[WHAT IS NEEDED] Will you restate verbatim the lines running from the line with "OCR this image." to the end of the data, leaving out everything else?
-- Start of DATASET RECORDS --
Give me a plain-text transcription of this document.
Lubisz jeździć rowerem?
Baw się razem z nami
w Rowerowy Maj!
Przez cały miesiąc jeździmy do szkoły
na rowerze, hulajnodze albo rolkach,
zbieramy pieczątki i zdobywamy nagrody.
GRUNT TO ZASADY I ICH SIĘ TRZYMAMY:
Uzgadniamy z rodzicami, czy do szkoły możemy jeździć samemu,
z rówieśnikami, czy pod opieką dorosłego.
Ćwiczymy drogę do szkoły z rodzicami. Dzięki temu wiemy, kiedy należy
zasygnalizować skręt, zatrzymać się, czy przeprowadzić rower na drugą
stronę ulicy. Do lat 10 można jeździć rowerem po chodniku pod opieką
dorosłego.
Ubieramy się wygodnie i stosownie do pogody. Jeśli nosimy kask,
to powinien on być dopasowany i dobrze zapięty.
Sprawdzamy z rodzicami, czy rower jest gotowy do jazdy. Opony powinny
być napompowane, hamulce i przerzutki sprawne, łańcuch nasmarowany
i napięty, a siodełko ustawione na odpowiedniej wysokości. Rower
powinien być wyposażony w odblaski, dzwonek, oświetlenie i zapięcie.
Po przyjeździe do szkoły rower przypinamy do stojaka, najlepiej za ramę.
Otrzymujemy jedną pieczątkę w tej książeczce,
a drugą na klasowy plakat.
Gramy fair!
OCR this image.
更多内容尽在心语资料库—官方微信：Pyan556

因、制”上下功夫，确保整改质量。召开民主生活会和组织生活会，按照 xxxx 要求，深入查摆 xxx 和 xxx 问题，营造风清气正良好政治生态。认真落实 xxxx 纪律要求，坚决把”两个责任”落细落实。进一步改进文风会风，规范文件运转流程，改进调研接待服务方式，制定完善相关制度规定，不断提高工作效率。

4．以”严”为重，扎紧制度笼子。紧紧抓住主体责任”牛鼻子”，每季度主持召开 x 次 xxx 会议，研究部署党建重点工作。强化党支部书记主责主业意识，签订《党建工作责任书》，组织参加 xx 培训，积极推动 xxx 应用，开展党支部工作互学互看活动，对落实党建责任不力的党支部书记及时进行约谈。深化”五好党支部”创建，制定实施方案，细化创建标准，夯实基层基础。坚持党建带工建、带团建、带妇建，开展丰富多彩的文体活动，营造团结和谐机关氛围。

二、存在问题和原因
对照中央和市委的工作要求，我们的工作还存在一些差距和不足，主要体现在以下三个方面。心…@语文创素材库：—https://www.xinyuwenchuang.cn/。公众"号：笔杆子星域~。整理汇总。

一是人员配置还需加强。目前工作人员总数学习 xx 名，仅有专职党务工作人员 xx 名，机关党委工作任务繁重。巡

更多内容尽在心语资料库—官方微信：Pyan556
-- End of DATASET RECORDS --
[FULL RESPONSE]
OCR this image.
更多内容尽在心语资料库—官方微信：Pyan556

因、制”上下功夫，确保整改质量。召开民主生活会和组织生活会，按照 xxxx 要求，深入查摆 xxx 和 xxx 问题，营造风清气正良好政治生态。认真落实 xxxx 纪律要求，坚决把”两个责任”落细落实。进一步改进文风会风，规范文件运转流程，改进调研接待服务方式，制定完善相关制度规定，不断提高工作效率。

4．以”严”为重，扎紧制度笼子。紧紧抓住主体责任”牛鼻子”，每季度主持召开 x 次 xxx 会议，研究部署党建重点工作。强化党支部书记主责主业意识，签订《党建工作责任书》，组织参加 xx 培训，积极推动 xxx 应用，开展党支部工作互学互看活动，对落实党建责任不力的党支部书记及时进行约谈。深化”五好党支部”创建，制定实施方案，细化创建标准，夯实基层基础。坚持党建带工建、带团建、带妇建，开展丰富多彩的文体活动，营造团结和谐机关氛围。

二、存在问题和原因
对照中央和市委的工作要求，我们的工作还存在一些差距和不足，主要体现在以下三个方面。心…@语文创素材库：—https://www.xinyuwenchuang.cn/。公众"号：笔杆子星域~。整理汇总。

一是人员配置还需加强。目前工作人员总数学习 xx 名，仅有专职党务工作人员 xx 名，机关党委工作任务繁重。巡

更多内容尽在心语资料库—官方微信：Pyan556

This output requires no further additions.